## TASK PROMPT
Go through the records below line by line, counting those that contain the word "xlabel"; answer with the count only.

## RECORD EXTRACTS
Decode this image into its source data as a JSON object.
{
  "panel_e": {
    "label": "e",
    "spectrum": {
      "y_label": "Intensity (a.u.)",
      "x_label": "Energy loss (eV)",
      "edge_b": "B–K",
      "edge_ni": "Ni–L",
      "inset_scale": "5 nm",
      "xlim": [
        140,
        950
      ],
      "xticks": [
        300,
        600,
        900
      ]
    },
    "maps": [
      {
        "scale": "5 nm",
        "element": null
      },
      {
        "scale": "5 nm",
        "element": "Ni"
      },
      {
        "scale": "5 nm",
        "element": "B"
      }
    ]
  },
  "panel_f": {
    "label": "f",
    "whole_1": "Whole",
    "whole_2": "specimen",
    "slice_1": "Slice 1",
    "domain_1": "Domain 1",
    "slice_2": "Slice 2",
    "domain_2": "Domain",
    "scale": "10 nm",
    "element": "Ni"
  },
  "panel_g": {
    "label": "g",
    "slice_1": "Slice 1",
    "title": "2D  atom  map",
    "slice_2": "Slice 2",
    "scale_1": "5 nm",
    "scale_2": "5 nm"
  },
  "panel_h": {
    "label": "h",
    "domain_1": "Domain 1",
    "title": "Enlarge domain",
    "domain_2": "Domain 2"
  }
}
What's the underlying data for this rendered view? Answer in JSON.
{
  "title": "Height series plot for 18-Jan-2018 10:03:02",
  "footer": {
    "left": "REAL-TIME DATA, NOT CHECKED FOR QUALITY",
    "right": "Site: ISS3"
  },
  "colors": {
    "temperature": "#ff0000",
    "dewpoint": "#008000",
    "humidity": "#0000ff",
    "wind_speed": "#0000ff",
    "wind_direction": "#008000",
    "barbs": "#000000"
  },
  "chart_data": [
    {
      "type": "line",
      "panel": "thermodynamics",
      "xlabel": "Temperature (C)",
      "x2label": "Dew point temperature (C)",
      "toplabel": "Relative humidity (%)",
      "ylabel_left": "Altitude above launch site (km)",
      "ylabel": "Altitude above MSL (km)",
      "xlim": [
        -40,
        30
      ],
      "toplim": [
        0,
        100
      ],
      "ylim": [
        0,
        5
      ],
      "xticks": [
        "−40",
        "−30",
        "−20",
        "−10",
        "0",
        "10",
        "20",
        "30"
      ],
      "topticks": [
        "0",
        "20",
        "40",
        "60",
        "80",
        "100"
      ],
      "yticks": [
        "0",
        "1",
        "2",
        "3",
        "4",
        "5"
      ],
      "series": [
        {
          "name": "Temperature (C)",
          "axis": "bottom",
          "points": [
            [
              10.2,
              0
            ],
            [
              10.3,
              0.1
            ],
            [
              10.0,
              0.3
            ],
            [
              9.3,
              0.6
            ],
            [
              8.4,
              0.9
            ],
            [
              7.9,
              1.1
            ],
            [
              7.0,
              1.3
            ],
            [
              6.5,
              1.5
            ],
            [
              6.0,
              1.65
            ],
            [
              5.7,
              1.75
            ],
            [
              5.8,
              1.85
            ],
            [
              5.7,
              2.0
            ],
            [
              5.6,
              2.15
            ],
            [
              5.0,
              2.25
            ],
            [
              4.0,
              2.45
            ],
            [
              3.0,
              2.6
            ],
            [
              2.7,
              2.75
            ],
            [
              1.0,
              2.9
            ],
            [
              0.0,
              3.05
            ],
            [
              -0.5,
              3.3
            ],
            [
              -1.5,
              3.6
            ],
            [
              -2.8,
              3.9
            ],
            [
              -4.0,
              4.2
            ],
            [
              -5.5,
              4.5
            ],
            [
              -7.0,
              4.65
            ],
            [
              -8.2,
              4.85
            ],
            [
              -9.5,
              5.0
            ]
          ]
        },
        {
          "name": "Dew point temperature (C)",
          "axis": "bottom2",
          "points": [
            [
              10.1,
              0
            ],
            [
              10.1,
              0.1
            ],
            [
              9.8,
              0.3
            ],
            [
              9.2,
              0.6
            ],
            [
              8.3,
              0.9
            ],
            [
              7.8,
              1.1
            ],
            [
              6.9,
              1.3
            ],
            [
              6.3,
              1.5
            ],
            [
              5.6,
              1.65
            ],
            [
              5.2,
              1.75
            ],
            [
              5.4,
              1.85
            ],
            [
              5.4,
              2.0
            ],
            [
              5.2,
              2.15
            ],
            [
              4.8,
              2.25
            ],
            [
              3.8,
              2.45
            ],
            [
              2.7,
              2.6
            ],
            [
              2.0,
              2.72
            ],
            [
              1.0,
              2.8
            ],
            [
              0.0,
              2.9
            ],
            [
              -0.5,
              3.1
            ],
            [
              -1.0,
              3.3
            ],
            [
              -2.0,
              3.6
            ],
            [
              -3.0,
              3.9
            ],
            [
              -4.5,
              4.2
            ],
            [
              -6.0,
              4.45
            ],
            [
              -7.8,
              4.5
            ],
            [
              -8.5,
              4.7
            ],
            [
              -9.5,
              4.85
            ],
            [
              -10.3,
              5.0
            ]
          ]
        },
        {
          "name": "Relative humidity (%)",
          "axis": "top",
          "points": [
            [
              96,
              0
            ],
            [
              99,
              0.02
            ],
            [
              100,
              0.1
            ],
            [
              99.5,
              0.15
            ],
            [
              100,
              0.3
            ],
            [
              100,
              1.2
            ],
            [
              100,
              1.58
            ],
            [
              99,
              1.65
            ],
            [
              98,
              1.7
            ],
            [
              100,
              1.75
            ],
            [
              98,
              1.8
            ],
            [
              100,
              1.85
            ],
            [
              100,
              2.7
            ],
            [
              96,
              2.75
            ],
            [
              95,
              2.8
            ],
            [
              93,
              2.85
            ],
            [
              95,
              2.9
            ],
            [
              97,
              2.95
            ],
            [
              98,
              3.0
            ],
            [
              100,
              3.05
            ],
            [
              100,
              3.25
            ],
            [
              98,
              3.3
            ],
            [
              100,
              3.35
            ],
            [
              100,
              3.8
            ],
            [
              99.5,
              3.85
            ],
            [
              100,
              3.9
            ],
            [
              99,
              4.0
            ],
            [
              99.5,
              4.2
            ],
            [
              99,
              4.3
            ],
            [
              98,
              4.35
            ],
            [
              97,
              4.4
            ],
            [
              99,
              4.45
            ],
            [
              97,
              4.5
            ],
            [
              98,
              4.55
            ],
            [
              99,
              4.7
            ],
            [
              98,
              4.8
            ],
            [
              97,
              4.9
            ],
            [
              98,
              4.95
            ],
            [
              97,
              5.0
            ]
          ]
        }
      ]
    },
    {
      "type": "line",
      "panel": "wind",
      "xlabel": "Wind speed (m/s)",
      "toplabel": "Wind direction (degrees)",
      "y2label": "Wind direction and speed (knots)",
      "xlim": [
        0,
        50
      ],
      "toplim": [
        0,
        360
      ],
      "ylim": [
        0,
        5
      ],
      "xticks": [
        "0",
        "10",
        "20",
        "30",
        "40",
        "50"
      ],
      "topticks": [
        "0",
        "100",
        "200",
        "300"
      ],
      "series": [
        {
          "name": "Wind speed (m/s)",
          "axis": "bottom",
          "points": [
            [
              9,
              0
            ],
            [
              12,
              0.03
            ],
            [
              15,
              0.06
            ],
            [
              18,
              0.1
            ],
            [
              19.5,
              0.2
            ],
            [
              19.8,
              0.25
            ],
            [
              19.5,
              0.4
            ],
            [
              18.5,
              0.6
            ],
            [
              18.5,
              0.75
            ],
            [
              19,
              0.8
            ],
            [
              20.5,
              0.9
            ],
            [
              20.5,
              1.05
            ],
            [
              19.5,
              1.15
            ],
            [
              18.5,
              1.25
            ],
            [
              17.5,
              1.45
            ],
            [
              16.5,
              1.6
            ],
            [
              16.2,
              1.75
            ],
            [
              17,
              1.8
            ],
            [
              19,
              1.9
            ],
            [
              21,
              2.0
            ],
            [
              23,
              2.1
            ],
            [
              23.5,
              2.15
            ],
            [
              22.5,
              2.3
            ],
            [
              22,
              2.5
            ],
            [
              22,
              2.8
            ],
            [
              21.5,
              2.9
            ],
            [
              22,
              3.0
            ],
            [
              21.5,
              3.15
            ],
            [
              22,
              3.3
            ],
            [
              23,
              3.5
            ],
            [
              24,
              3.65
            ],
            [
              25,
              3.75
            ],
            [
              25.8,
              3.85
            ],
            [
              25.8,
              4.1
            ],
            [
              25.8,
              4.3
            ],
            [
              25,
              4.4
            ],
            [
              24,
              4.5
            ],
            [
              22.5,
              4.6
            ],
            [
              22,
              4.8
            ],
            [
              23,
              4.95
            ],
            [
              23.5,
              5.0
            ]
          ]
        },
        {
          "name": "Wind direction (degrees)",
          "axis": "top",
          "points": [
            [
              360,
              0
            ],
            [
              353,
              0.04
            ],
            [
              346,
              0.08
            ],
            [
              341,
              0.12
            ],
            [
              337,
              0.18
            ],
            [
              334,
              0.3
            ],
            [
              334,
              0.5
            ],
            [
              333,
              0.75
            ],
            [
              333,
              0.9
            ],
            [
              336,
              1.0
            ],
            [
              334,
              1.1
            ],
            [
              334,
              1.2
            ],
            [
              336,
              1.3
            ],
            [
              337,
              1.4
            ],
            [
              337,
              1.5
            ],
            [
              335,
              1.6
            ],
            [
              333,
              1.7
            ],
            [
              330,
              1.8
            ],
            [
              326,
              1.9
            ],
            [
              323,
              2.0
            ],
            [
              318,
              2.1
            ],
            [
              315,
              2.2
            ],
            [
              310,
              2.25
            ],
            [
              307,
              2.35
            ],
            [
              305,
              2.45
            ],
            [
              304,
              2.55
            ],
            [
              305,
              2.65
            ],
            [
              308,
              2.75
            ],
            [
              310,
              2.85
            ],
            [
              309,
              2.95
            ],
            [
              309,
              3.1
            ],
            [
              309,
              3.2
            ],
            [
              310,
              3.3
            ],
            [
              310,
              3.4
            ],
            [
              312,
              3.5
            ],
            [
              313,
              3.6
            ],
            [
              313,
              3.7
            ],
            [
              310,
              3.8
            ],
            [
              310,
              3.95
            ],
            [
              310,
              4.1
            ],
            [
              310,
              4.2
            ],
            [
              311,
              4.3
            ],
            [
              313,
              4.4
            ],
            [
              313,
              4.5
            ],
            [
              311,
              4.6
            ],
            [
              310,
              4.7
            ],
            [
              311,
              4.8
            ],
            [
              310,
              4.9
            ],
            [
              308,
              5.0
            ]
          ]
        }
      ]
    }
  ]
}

## EXERCISE SOLUTION
2